* START *
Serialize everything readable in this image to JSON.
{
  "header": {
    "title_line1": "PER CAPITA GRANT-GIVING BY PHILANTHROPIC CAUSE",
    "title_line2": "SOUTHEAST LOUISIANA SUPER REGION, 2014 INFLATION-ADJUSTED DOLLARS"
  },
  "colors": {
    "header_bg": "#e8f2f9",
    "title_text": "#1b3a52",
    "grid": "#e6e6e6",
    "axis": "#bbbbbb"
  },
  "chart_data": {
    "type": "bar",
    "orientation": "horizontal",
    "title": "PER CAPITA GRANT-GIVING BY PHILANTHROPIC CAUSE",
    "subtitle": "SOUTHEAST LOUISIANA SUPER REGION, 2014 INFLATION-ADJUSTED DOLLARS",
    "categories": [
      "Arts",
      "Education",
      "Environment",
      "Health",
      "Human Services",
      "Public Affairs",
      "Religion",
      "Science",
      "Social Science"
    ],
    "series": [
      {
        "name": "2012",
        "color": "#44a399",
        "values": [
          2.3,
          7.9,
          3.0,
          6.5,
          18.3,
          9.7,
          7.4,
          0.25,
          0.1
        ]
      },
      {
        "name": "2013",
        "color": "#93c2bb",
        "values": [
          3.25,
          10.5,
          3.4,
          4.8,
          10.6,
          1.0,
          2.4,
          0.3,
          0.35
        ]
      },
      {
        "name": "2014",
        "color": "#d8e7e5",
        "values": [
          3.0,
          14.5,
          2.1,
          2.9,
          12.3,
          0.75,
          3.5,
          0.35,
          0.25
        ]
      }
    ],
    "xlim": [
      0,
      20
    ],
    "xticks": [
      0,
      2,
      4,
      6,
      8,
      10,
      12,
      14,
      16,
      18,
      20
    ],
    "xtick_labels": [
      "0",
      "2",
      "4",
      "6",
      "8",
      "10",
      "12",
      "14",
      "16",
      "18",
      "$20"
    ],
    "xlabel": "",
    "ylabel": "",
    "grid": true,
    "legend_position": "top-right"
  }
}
* END *
DIRECTIVE
Select and copy every line from the records that includes the word "REGION".

EXERCISE ANSWER
    "title_line2": "SOUTHEAST LOUISIANA SUPER REGION, 2014 INFLATION-ADJUSTED DOLLARS"
    "subtitle": "SOUTHEAST LOUISIANA SUPER REGION, 2014 INFLATION-ADJUSTED DOLLARS",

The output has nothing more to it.